TASK: Would you transcribe all of the data exactly, down to the last character?

--------------------

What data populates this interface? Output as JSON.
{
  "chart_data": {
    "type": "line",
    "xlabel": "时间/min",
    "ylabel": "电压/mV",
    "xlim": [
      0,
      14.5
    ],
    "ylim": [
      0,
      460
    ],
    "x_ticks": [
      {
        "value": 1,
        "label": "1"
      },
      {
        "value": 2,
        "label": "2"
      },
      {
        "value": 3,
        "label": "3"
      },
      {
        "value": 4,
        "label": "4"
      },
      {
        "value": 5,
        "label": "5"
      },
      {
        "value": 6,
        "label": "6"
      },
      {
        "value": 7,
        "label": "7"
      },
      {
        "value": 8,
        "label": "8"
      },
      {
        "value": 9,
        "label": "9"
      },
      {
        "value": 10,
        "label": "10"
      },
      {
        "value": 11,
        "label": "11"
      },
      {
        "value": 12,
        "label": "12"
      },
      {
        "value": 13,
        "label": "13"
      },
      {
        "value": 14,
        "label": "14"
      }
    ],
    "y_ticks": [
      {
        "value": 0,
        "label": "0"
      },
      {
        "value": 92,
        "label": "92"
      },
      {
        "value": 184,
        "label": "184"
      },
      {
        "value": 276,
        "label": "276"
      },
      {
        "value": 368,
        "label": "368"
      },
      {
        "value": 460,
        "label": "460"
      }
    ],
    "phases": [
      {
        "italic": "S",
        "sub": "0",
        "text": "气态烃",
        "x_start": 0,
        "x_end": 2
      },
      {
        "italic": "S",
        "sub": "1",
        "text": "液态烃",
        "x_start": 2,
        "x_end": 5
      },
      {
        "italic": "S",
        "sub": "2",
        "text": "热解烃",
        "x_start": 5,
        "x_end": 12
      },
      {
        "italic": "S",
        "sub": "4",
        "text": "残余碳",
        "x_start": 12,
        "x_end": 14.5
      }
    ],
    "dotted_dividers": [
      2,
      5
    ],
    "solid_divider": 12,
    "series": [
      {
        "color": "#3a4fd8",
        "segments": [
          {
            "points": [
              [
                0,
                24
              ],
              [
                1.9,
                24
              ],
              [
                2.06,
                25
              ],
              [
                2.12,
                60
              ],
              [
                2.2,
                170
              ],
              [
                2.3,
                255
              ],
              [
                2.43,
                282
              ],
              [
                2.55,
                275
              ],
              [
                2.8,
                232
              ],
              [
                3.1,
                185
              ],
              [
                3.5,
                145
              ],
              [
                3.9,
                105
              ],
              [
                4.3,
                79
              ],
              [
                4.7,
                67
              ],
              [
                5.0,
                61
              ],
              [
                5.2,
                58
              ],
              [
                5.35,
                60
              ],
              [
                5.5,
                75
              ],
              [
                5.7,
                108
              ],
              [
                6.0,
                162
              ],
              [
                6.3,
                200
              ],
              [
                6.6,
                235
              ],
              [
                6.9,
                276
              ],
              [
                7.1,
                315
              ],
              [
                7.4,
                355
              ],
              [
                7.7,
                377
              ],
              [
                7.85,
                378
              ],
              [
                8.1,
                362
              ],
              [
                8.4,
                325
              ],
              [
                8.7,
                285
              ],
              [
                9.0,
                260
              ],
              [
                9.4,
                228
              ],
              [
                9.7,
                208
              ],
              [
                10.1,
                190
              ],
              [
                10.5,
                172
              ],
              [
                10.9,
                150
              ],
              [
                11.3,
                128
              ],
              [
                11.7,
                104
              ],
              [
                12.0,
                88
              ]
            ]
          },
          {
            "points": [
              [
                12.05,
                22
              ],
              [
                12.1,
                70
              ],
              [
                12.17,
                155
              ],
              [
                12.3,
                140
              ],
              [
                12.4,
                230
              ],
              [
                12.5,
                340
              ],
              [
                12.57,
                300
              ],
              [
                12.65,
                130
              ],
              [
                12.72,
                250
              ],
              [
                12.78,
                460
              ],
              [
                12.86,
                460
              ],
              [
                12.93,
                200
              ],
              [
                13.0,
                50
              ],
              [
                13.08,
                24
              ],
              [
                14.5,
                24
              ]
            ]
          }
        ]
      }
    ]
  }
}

--------------------

FULL RESPONSE:
What data populates this interface? Output as JSON.
{
  "chart_data": {
    "type": "line",
    "xlabel": "时间/min",
    "ylabel": "电压/mV",
    "xlim": [
      0,
      14.5
    ],
    "ylim": [
      0,
      460
    ],
    "x_ticks": [
      {
        "value": 1,
        "label": "1"
      },
      {
        "value": 2,
        "label": "2"
      },
      {
        "value": 3,
        "label": "3"
      },
      {
        "value": 4,
        "label": "4"
      },
      {
        "value": 5,
        "label": "5"
      },
      {
        "value": 6,
        "label": "6"
      },
      {
        "value": 7,
        "label": "7"
      },
      {
        "value": 8,
        "label": "8"
      },
      {
        "value": 9,
        "label": "9"
      },
      {
        "value": 10,
        "label": "10"
      },
      {
        "value": 11,
        "label": "11"
      },
      {
        "value": 12,
        "label": "12"
      },
      {
        "value": 13,
        "label": "13"
      },
      {
        "value": 14,
        "label": "14"
      }
    ],
    "y_ticks": [
      {
        "value": 0,
        "label": "0"
      },
      {
        "value": 92,
        "label": "92"
      },
      {
        "value": 184,
        "label": "184"
      },
      {
        "value": 276,
        "label": "276"
      },
      {
        "value": 368,
        "label": "368"
      },
      {
        "value": 460,
        "label": "460"
      }
    ],
    "phases": [
      {
        "italic": "S",
        "sub": "0",
        "text": "气态烃",
        "x_start": 0,
        "x_end": 2
      },
      {
        "italic": "S",
        "sub": "1",
        "text": "液态烃",
        "x_start": 2,
        "x_end": 5
      },
      {
        "italic": "S",
        "sub": "2",
        "text": "热解烃",
        "x_start": 5,
        "x_end": 12
      },
      {
        "italic": "S",
        "sub": "4",
        "text": "残余碳",
        "x_start": 12,
        "x_end": 14.5
      }
    ],
    "dotted_dividers": [
      2,
      5
    ],
    "solid_divider": 12,
    "series": [
      {
        "color": "#3a4fd8",
        "segments": [
          {
            "points": [
              [
                0,
                24
              ],
              [
                1.9,
                24
              ],
              [
                2.06,
                25
              ],
              [
                2.12,
                60
              ],
              [
                2.2,
                170
              ],
              [
                2.3,
                255
              ],
              [
                2.43,
                282
              ],
              [
                2.55,
                275
              ],
              [
                2.8,
                232
              ],
              [
                3.1,
                185
              ],
              [
                3.5,
                145
              ],
              [
                3.9,
                105
              ],
              [
                4.3,
                79
              ],
              [
                4.7,
                67
              ],
              [
                5.0,
                61
              ],
              [
                5.2,
                58
              ],
              [
                5.35,
                60
              ],
              [
                5.5,
                75
              ],
              [
                5.7,
                108
              ],
              [
                6.0,
                162
              ],
              [
                6.3,
                200
              ],
              [
                6.6,
                235
              ],
              [
                6.9,
                276
              ],
              [
                7.1,
                315
              ],
              [
                7.4,
                355
              ],
              [
                7.7,
                377
              ],
              [
                7.85,
                378
              ],
              [
                8.1,
                362
              ],
              [
                8.4,
                325
              ],
              [
                8.7,
                285
              ],
              [
                9.0,
                260
              ],
              [
                9.4,
                228
              ],
              [
                9.7,
                208
              ],
              [
                10.1,
                190
              ],
              [
                10.5,
                172
              ],
              [
                10.9,
                150
              ],
              [
                11.3,
                128
              ],
              [
                11.7,
                104
              ],
              [
                12.0,
                88
              ]
            ]
          },
          {
            "points": [
              [
                12.05,
                22
              ],
              [
                12.1,
                70
              ],
              [
                12.17,
                155
              ],
              [
                12.3,
                140
              ],
              [
                12.4,
                230
              ],
              [
                12.5,
                340
              ],
              [
                12.57,
                300
              ],
              [
                12.65,
                130
              ],
              [
                12.72,
                250
              ],
              [
                12.78,
                460
              ],
              [
                12.86,
                460
              ],
              [
                12.93,
                200
              ],
              [
                13.0,
                50
              ],
              [
                13.08,
                24
              ],
              [
                14.5,
                24
              ]
            ]
          }
        ]
      }
    ]
  }
}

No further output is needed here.